Istruzioni di lavoro:
[1] Elenca tutti gli oggetti che, secondo il brano sulla polizia croata, possono venire confiscati a un migrante arrestato.
[2] Per favore, prosegui il brano sulla polizia croata a partire dalla sua ultima frase.

Negli ultimi giorni ho parlato con diversi ragazzi che mi hanno raccontato di traduzioni sportive. Tutti i resoconti mi sono parsi non solo coerenti tra loro, ma addirittura complementari nella descrizione di massima delle abitudini delle polizia croata, e allora sono riuscito a strutturare una specie di normotipo del poliziotto croato procedendo quasi per esclusiva addizione di nuovi elementi su quelli già in mio possesso. Chiaramente questa figura, che per quanto precisa esclude i casi estremi di virtù e vizio, l’ho costruita attraverso le storie di testimoni diretti ma non disinteressati, così devo sforzarmi ogni volta di verificare minuziosamente l’attendibilità di ognuno di loro. Altro perp
etuo appunto di cui devo assolutamente ricordarmi mentre scrivo è l’obbligo assoluto a non esprimere giudizi morali ma unicamente i fattori oggettivi che mi hanno permesso di arrivare a questi giudizi. A volte divento retorico quando mi sforzo di nascondere questi giudizi ma non è mai difficile capire quando sta succedendo o sta per succedere.
Quello che un migrante che viene tratto in arresto diciamo nella campagna zagabrese può aspettarsi è: un brevissimo inseguimento a cui seguono colpi di arma da fuoco o in alternativa un Alt! sotto la minaccia sempre delle armi; una serie infinita di insulti in serbocroato (il significato di “pičku matri” ormai lo sanno anche i muri) che accompagnano le percosse a questo punto assai poco necessarie a infilare i fuggitivi dentro una camionetta in stile Fiat Ducato; certamente la confisca definitiva di sacchi a pelo, coperte e vestiti; possibilmente anche del cellulare e del denaro; un viaggio che richiede 6-7 ore e in cui non solo nessuno viene rifocillato né viene offerta acqua, ma durante il quale le condizioni all’interno del retro del Ducato sono di assoluto sovraffollamento; nella camionetta è buio. Naturalmente non mi viene proprio facile immaginare quanto prossimi ci si deve sentire a dei capi d’allevamento in piedi, feriti, al buio, affamati e disidratati, in un locale ingombro di gente che nei giorni precedenti ha dormito all’addiaccio nelle campagne e nelle foreste croate e ora probabilmente si lamenta, qualcuno ogni tanto batte i pugni sulla lamiera al di là della quale stanno le guardie, qualcun altro ha dei bisogni che non può controllare, c’è gente che vomita e in pochi svengono.

Voci di disposizione spaziale:

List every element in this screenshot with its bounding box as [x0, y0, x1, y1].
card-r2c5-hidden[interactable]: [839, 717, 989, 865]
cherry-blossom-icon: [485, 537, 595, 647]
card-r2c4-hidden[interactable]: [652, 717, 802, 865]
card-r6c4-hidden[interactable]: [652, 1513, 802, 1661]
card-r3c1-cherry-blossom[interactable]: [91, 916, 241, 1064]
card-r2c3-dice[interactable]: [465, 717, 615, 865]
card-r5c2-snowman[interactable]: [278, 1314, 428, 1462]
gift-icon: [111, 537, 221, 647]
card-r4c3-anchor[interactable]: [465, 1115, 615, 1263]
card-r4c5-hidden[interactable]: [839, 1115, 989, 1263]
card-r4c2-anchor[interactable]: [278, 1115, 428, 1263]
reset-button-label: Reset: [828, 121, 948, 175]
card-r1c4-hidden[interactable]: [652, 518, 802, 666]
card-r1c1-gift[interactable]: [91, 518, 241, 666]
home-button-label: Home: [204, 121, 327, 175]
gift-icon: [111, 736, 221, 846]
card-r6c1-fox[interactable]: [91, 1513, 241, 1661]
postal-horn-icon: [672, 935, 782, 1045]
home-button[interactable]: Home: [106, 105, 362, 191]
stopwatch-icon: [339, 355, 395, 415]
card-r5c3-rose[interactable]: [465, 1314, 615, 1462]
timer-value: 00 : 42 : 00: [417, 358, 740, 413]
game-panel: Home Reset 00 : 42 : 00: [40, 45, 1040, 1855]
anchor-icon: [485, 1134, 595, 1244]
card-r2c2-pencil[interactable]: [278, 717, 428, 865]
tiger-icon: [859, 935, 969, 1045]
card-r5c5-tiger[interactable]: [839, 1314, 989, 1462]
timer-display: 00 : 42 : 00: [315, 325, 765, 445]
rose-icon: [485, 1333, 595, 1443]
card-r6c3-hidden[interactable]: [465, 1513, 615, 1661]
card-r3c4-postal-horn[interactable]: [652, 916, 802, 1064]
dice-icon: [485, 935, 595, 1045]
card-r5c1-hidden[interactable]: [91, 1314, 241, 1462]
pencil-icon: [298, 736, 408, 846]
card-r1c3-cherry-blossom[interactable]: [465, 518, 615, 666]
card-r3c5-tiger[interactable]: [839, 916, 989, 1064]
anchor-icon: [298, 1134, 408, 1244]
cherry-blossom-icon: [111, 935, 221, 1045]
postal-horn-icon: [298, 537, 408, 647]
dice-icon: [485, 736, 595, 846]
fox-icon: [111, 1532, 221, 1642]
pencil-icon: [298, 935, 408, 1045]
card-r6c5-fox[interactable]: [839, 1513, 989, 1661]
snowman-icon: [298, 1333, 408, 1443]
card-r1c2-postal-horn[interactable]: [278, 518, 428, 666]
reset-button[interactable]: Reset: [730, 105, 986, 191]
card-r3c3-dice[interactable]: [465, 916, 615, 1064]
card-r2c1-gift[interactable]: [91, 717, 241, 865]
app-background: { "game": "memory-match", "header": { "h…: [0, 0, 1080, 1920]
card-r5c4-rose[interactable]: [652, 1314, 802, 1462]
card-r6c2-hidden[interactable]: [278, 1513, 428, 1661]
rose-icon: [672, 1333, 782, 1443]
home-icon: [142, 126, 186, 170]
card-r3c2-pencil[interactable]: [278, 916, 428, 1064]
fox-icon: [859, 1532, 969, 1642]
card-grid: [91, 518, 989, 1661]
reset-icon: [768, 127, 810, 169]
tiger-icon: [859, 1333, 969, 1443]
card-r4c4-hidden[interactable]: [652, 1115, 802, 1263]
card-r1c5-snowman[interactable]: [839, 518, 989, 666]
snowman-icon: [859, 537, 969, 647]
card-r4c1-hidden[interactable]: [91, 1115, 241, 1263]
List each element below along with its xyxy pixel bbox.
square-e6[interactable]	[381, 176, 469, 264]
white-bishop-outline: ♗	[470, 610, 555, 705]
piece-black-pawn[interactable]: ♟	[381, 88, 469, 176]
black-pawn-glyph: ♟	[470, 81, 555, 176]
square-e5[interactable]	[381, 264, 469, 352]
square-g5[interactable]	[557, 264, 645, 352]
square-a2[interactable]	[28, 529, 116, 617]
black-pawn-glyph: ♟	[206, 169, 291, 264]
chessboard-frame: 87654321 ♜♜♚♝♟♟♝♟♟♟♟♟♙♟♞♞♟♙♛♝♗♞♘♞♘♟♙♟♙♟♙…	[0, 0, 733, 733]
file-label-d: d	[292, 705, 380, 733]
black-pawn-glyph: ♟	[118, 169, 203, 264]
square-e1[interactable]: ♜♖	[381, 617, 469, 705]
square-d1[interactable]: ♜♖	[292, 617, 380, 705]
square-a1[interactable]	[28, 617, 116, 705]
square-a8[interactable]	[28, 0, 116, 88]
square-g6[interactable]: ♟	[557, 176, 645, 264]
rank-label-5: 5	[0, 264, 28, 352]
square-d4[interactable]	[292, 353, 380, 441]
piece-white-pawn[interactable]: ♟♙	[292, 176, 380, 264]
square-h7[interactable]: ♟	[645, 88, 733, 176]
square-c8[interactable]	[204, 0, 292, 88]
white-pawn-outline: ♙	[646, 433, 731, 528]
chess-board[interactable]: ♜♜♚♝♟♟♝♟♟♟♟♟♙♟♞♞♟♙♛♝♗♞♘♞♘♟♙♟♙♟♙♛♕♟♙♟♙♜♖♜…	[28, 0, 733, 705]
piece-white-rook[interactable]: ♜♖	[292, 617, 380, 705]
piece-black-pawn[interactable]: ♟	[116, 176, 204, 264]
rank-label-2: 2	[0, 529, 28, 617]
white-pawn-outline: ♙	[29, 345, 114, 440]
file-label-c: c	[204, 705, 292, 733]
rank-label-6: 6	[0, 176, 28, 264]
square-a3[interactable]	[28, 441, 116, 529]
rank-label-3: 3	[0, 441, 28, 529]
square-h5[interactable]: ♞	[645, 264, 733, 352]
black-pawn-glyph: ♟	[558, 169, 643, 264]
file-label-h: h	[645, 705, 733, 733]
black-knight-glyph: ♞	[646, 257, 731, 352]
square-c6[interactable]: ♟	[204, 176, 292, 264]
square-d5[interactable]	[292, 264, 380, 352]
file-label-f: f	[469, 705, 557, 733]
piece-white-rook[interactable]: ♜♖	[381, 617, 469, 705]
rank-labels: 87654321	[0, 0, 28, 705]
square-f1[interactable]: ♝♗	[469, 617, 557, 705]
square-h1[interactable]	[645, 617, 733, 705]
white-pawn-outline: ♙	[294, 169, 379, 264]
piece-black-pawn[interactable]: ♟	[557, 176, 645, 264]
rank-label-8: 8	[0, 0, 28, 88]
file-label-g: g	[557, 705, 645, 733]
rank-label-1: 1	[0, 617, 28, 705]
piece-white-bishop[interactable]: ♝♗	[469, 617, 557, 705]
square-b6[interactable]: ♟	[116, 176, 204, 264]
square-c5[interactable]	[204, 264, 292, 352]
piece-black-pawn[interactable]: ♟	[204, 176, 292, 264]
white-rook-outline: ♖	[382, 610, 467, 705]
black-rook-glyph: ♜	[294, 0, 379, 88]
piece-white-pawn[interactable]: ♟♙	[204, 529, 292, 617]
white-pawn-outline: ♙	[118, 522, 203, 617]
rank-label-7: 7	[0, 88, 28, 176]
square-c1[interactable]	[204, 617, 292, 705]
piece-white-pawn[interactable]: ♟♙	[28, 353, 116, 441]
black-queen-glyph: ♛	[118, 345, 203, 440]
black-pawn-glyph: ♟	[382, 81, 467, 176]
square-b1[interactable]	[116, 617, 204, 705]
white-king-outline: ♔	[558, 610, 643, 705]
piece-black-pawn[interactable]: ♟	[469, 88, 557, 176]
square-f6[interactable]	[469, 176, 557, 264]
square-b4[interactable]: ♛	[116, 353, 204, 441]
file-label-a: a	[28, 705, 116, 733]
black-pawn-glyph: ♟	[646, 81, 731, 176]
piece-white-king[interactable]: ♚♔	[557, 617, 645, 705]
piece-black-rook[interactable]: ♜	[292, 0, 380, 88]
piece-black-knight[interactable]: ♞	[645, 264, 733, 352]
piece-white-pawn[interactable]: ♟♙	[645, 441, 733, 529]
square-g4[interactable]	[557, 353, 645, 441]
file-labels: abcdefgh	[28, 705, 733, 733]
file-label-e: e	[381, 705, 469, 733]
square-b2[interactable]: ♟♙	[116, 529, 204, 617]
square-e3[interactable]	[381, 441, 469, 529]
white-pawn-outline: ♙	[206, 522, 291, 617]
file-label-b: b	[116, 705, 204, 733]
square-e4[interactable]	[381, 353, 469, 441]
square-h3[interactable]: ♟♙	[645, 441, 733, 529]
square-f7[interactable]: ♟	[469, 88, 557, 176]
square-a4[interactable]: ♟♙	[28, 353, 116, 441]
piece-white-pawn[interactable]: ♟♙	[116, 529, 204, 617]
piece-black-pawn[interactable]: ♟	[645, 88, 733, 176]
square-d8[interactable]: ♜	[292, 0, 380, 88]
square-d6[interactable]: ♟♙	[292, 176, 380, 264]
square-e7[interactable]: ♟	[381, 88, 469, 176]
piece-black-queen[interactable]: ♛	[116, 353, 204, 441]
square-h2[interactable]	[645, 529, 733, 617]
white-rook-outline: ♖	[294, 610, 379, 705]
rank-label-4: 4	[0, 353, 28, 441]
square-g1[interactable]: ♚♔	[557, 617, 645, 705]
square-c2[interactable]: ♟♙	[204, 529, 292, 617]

Risposte di seguito:
[1]
- sacchi a pelo (certamente)
- coperte (certamente)
- vestiti (certamente)
- cellulare (possibilmente)
- denaro (possibilmente)

[2]
Quello che mi aspettavo da queste persone è che dimostrassero segni di acuto nervosismo o accessi d’ira. Invece arrivano così, e ti raccontano ste robe come se fossero successe al cugino di chissà chi che poi forse nemmeno esiste ma bisogna comportarsi come se ci importasse qualcosa. Scrivo questo perché inizialmente ho faticato a credere a queste storie, raccontate con eccessivo distacco, tra un discorso e l’altro, giusto per offrire una piccola esperienza personale o non far morire la conversazione. Ora invece penso che sia tutto coerente con la non eccezionalità di queste storie tutte simili, e che mi ha fatto scartare l’ipotesi delle mele marce che stanno dappertutto e quindi anche nella polizia in favore della certezza che non esistano organi effettivamente in grado di preparare i poliziotti in tema di diritti umani e affini: il problema è certamente generale.
5) In Slovenia.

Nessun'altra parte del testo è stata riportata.